(SET EXERCISE):
Copy all lines that contain the word "Poslední".

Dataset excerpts
- - - - -

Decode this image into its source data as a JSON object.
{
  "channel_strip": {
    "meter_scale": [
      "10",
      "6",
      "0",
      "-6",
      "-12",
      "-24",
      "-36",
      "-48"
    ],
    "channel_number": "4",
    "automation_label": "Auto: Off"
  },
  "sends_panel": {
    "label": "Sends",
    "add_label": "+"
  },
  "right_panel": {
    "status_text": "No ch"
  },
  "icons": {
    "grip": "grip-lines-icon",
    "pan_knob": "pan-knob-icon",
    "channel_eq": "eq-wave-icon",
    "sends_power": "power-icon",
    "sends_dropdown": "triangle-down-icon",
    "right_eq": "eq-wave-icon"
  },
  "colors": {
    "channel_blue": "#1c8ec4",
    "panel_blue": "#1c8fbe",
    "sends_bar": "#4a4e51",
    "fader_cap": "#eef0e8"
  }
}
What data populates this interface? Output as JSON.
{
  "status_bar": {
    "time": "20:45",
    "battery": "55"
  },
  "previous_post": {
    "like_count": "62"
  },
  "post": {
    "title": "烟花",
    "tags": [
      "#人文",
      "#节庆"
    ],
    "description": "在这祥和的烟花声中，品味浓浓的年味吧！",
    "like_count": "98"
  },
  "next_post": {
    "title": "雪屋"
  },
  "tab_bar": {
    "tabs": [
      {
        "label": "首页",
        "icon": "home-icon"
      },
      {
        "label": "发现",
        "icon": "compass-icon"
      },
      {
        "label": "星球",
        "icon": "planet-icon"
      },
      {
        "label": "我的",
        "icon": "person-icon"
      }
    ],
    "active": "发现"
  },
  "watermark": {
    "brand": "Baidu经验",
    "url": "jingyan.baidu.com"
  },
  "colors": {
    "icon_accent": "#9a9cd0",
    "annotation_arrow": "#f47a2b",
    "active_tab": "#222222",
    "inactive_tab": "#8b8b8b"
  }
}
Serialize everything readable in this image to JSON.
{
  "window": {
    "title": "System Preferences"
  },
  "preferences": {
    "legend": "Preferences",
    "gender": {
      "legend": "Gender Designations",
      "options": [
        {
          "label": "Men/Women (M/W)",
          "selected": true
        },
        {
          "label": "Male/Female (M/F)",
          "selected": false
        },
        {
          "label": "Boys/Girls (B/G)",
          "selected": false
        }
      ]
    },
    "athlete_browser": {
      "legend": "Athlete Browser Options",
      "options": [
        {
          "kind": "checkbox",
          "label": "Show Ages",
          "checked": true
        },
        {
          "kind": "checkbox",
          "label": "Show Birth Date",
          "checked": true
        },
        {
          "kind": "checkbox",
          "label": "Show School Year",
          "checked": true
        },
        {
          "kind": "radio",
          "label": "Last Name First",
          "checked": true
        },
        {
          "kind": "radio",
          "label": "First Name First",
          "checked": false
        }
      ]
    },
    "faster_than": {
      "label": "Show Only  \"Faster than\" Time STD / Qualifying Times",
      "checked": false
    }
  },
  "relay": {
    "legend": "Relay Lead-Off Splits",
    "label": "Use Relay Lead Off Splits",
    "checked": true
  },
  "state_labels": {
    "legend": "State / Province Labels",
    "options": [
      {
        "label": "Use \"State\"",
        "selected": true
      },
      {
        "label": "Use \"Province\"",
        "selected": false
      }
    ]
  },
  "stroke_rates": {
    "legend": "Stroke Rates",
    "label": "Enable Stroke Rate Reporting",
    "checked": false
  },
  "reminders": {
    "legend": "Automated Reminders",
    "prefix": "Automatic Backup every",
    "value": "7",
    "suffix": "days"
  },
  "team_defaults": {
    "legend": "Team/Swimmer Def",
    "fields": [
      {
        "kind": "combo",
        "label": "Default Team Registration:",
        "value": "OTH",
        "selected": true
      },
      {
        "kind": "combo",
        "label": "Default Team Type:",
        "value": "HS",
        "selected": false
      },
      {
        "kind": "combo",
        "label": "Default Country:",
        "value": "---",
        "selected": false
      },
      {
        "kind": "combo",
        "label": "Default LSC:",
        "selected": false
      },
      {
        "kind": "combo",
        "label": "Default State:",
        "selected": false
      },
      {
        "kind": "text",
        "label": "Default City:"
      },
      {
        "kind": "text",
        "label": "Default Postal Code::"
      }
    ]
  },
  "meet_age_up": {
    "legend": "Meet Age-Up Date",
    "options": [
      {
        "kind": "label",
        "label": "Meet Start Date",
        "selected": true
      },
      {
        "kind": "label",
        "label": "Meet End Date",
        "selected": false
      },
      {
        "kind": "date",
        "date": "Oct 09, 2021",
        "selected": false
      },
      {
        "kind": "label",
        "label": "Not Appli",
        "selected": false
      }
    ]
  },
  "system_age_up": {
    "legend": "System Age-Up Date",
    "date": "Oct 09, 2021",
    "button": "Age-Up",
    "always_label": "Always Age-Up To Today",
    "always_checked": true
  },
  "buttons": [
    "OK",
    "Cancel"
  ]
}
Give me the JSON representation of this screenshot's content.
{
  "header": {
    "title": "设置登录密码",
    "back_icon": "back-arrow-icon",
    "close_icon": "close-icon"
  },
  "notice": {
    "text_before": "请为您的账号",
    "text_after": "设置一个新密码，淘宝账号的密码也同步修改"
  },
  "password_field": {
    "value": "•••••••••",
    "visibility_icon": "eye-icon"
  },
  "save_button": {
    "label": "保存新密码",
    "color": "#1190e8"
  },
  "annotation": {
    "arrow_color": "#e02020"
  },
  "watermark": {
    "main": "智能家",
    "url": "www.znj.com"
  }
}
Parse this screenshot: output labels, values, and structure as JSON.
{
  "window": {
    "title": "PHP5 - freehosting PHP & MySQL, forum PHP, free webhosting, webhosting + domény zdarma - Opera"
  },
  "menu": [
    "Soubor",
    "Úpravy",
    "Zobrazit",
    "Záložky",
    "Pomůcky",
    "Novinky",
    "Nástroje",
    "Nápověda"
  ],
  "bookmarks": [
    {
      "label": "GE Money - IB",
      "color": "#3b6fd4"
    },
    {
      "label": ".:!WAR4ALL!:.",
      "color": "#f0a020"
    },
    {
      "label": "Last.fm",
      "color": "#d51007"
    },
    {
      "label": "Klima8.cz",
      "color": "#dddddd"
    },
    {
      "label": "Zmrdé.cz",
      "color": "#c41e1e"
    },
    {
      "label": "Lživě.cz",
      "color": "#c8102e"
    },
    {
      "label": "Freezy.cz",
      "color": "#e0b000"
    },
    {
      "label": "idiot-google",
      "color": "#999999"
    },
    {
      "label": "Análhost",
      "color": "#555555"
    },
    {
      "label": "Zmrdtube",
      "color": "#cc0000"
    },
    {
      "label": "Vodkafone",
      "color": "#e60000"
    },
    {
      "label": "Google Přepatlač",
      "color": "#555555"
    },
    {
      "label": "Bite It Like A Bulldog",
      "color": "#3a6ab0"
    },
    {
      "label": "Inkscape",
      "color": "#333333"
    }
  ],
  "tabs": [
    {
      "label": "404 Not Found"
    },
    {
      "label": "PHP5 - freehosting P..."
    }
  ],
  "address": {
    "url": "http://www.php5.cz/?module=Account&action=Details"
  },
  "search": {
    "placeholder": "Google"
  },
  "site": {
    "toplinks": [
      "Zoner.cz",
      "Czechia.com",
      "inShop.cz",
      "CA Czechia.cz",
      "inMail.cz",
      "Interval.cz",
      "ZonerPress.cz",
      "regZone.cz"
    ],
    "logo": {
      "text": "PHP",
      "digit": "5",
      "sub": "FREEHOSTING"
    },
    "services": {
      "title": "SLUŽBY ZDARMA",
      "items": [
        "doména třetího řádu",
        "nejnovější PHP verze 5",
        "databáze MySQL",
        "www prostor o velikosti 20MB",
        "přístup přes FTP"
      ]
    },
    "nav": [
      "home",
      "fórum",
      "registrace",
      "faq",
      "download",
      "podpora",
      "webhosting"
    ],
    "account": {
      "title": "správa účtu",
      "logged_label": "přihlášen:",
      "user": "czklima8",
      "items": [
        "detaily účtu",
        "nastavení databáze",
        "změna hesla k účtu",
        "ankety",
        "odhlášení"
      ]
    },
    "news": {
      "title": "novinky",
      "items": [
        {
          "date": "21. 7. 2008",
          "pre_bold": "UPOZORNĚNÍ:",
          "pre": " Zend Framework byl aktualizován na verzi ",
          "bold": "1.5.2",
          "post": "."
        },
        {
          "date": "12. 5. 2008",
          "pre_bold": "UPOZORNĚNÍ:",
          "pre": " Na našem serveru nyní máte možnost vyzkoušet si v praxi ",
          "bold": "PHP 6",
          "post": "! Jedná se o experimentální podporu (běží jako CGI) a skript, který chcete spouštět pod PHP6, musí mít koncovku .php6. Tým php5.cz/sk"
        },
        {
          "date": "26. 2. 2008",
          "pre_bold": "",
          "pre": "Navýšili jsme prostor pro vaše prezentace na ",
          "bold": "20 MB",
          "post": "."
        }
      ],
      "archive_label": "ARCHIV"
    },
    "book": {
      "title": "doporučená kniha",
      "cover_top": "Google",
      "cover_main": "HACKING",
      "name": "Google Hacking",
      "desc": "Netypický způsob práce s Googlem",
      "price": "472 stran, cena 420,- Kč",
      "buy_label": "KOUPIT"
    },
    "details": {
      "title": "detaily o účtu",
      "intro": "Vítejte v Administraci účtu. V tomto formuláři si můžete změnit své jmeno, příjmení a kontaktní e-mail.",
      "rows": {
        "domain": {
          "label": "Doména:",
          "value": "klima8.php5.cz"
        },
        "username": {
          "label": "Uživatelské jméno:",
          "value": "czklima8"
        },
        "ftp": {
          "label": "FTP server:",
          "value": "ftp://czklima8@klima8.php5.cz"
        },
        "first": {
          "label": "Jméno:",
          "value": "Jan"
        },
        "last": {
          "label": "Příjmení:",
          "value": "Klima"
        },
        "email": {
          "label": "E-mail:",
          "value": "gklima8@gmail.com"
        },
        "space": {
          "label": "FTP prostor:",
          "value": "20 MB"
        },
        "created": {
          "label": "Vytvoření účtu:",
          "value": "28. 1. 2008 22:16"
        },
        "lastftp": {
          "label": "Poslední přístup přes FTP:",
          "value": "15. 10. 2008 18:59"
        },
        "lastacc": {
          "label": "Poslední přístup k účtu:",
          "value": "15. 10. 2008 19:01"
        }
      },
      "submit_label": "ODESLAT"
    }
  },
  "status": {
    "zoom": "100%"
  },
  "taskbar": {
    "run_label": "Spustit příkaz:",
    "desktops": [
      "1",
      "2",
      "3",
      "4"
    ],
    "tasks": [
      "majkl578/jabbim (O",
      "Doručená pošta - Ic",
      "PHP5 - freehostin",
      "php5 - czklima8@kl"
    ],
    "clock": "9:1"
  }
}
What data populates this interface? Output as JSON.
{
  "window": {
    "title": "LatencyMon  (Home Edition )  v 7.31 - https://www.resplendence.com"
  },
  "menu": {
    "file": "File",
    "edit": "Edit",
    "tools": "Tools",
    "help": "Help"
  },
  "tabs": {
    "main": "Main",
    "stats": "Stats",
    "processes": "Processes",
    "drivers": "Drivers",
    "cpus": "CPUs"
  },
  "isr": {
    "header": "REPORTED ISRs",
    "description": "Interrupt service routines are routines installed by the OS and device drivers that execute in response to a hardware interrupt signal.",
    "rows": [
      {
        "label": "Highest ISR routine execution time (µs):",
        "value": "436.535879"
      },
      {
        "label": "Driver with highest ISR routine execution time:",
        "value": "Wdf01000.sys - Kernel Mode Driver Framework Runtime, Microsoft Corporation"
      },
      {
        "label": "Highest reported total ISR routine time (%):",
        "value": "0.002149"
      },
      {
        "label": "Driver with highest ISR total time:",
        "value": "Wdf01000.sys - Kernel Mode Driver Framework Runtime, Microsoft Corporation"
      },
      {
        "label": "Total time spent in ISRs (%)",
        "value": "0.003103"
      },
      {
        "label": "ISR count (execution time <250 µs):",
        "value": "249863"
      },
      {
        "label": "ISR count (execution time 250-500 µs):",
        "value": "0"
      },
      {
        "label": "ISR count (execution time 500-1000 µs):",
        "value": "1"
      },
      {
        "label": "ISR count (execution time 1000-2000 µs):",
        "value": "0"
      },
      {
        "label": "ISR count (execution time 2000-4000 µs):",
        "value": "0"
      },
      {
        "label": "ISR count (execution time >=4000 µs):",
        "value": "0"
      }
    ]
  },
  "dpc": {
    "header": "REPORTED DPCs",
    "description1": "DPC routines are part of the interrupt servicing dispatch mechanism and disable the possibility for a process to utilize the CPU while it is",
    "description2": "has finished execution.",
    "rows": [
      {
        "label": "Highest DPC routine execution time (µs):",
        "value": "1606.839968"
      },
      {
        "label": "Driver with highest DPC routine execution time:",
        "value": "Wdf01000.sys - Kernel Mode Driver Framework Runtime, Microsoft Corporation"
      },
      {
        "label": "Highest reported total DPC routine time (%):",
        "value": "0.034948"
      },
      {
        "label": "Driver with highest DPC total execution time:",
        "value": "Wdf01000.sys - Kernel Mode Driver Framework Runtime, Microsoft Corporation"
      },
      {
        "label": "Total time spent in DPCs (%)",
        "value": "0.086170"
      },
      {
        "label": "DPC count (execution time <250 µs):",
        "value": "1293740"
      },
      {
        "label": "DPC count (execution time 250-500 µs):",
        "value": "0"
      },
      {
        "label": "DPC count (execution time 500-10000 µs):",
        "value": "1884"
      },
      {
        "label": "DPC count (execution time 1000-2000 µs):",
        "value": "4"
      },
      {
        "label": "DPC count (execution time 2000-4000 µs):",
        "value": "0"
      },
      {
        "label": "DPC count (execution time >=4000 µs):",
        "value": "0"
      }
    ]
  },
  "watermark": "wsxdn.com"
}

- - - - -

(IN RESPONSE):
          "label": "Poslední přístup přes FTP:",
          "label": "Poslední přístup k účtu:",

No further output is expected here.